Stored entries:

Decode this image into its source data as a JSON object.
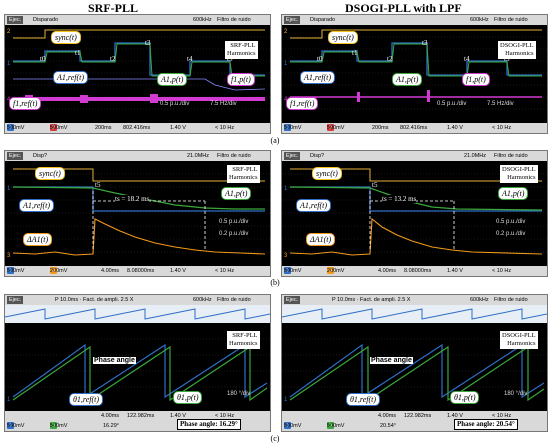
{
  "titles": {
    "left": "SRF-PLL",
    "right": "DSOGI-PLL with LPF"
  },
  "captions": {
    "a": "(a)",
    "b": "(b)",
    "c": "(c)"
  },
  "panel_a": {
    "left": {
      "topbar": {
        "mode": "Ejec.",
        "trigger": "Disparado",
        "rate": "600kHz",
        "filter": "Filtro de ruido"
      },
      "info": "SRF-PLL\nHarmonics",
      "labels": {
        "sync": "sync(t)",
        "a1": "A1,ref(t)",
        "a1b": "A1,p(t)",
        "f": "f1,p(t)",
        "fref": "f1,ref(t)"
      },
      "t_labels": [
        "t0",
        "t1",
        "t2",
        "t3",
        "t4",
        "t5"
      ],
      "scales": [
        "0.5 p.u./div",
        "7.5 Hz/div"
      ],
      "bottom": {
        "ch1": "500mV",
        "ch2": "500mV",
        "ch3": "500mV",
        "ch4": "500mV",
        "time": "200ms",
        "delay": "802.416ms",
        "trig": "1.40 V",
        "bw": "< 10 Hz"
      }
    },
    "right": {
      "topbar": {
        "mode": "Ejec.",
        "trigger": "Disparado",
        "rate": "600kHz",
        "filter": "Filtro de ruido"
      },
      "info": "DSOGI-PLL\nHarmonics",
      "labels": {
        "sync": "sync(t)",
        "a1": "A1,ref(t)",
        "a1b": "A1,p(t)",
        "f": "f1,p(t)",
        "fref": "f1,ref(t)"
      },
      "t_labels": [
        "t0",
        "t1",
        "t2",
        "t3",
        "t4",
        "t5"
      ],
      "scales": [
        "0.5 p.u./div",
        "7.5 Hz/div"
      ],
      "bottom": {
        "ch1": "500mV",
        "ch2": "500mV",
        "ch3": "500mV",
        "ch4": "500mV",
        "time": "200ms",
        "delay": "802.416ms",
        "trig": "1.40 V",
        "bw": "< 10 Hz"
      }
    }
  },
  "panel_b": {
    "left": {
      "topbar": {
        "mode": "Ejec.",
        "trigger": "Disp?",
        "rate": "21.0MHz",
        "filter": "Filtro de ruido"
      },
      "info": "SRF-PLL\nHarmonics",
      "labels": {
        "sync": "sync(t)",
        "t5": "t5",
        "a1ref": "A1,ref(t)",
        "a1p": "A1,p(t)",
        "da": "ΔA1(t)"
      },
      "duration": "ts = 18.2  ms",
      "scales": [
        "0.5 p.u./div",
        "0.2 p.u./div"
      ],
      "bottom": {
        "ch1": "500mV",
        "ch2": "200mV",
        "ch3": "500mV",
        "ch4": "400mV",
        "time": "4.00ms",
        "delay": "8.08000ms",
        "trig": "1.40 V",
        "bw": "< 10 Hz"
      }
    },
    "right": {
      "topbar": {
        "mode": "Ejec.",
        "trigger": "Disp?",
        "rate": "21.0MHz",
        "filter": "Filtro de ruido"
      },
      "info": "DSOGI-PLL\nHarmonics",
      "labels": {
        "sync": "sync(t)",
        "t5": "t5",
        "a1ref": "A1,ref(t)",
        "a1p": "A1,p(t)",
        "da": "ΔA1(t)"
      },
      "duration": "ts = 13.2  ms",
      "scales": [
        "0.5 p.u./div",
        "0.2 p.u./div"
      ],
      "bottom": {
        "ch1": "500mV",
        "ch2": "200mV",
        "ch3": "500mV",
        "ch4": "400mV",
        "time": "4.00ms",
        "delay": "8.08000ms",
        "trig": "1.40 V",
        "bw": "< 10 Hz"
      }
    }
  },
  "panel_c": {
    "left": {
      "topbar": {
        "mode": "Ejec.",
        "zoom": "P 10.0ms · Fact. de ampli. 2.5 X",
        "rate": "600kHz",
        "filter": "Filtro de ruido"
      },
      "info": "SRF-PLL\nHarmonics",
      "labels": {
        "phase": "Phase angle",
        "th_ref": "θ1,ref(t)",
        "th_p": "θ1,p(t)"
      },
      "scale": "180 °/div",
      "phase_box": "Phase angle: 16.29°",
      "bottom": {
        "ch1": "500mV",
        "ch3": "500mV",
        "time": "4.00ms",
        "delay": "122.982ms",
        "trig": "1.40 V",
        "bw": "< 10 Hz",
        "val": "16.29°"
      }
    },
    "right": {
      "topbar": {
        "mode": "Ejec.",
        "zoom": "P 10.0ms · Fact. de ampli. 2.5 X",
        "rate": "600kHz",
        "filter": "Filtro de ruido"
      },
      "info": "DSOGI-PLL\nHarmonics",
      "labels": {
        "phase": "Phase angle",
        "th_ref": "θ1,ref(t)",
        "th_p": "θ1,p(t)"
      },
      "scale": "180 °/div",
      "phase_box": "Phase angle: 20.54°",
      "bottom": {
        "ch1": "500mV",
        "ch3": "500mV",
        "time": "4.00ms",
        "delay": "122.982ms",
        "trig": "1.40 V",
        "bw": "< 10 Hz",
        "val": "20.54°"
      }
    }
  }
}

▶ _Work to be completed_
Every record must be copied exactly, with images dropped from the result.

▶ _Correct result_
Decode this image into its source data as a JSON object.
{
  "titles": {
    "left": "SRF-PLL",
    "right": "DSOGI-PLL with LPF"
  },
  "captions": {
    "a": "(a)",
    "b": "(b)",
    "c": "(c)"
  },
  "panel_a": {
    "left": {
      "topbar": {
        "mode": "Ejec.",
        "trigger": "Disparado",
        "rate": "600kHz",
        "filter": "Filtro de ruido"
      },
      "info": "SRF-PLL\nHarmonics",
      "labels": {
        "sync": "sync(t)",
        "a1": "A1,ref(t)",
        "a1b": "A1,p(t)",
        "f": "f1,p(t)",
        "fref": "f1,ref(t)"
      },
      "t_labels": [
        "t0",
        "t1",
        "t2",
        "t3",
        "t4",
        "t5"
      ],
      "scales": [
        "0.5 p.u./div",
        "7.5 Hz/div"
      ],
      "bottom": {
        "ch1": "500mV",
        "ch2": "500mV",
        "ch3": "500mV",
        "ch4": "500mV",
        "time": "200ms",
        "delay": "802.416ms",
        "trig": "1.40 V",
        "bw": "< 10 Hz"
      }
    },
    "right": {
      "topbar": {
        "mode": "Ejec.",
        "trigger": "Disparado",
        "rate": "600kHz",
        "filter": "Filtro de ruido"
      },
      "info": "DSOGI-PLL\nHarmonics",
      "labels": {
        "sync": "sync(t)",
        "a1": "A1,ref(t)",
        "a1b": "A1,p(t)",
        "f": "f1,p(t)",
        "fref": "f1,ref(t)"
      },
      "t_labels": [
        "t0",
        "t1",
        "t2",
        "t3",
        "t4",
        "t5"
      ],
      "scales": [
        "0.5 p.u./div",
        "7.5 Hz/div"
      ],
      "bottom": {
        "ch1": "500mV",
        "ch2": "500mV",
        "ch3": "500mV",
        "ch4": "500mV",
        "time": "200ms",
        "delay": "802.416ms",
        "trig": "1.40 V",
        "bw": "< 10 Hz"
      }
    }
  },
  "panel_b": {
    "left": {
      "topbar": {
        "mode": "Ejec.",
        "trigger": "Disp?",
        "rate": "21.0MHz",
        "filter": "Filtro de ruido"
      },
      "info": "SRF-PLL\nHarmonics",
      "labels": {
        "sync": "sync(t)",
        "t5": "t5",
        "a1ref": "A1,ref(t)",
        "a1p": "A1,p(t)",
        "da": "ΔA1(t)"
      },
      "duration": "ts = 18.2  ms",
      "scales": [
        "0.5 p.u./div",
        "0.2 p.u./div"
      ],
      "bottom": {
        "ch1": "500mV",
        "ch2": "200mV",
        "ch3": "500mV",
        "ch4": "400mV",
        "time": "4.00ms",
        "delay": "8.08000ms",
        "trig": "1.40 V",
        "bw": "< 10 Hz"
      }
    },
    "right": {
      "topbar": {
        "mode": "Ejec.",
        "trigger": "Disp?",
        "rate": "21.0MHz",
        "filter": "Filtro de ruido"
      },
      "info": "DSOGI-PLL\nHarmonics",
      "labels": {
        "sync": "sync(t)",
        "t5": "t5",
        "a1ref": "A1,ref(t)",
        "a1p": "A1,p(t)",
        "da": "ΔA1(t)"
      },
      "duration": "ts = 13.2  ms",
      "scales": [
        "0.5 p.u./div",
        "0.2 p.u./div"
      ],
      "bottom": {
        "ch1": "500mV",
        "ch2": "200mV",
        "ch3": "500mV",
        "ch4": "400mV",
        "time": "4.00ms",
        "delay": "8.08000ms",
        "trig": "1.40 V",
        "bw": "< 10 Hz"
      }
    }
  },
  "panel_c": {
    "left": {
      "topbar": {
        "mode": "Ejec.",
        "zoom": "P 10.0ms · Fact. de ampli. 2.5 X",
        "rate": "600kHz",
        "filter": "Filtro de ruido"
      },
      "info": "SRF-PLL\nHarmonics",
      "labels": {
        "phase": "Phase angle",
        "th_ref": "θ1,ref(t)",
        "th_p": "θ1,p(t)"
      },
      "scale": "180 °/div",
      "phase_box": "Phase angle: 16.29°",
      "bottom": {
        "ch1": "500mV",
        "ch3": "500mV",
        "time": "4.00ms",
        "delay": "122.982ms",
        "trig": "1.40 V",
        "bw": "< 10 Hz",
        "val": "16.29°"
      }
    },
    "right": {
      "topbar": {
        "mode": "Ejec.",
        "zoom": "P 10.0ms · Fact. de ampli. 2.5 X",
        "rate": "600kHz",
        "filter": "Filtro de ruido"
      },
      "info": "DSOGI-PLL\nHarmonics",
      "labels": {
        "phase": "Phase angle",
        "th_ref": "θ1,ref(t)",
        "th_p": "θ1,p(t)"
      },
      "scale": "180 °/div",
      "phase_box": "Phase angle: 20.54°",
      "bottom": {
        "ch1": "500mV",
        "ch3": "500mV",
        "time": "4.00ms",
        "delay": "122.982ms",
        "trig": "1.40 V",
        "bw": "< 10 Hz",
        "val": "20.54°"
      }
    }
  }
}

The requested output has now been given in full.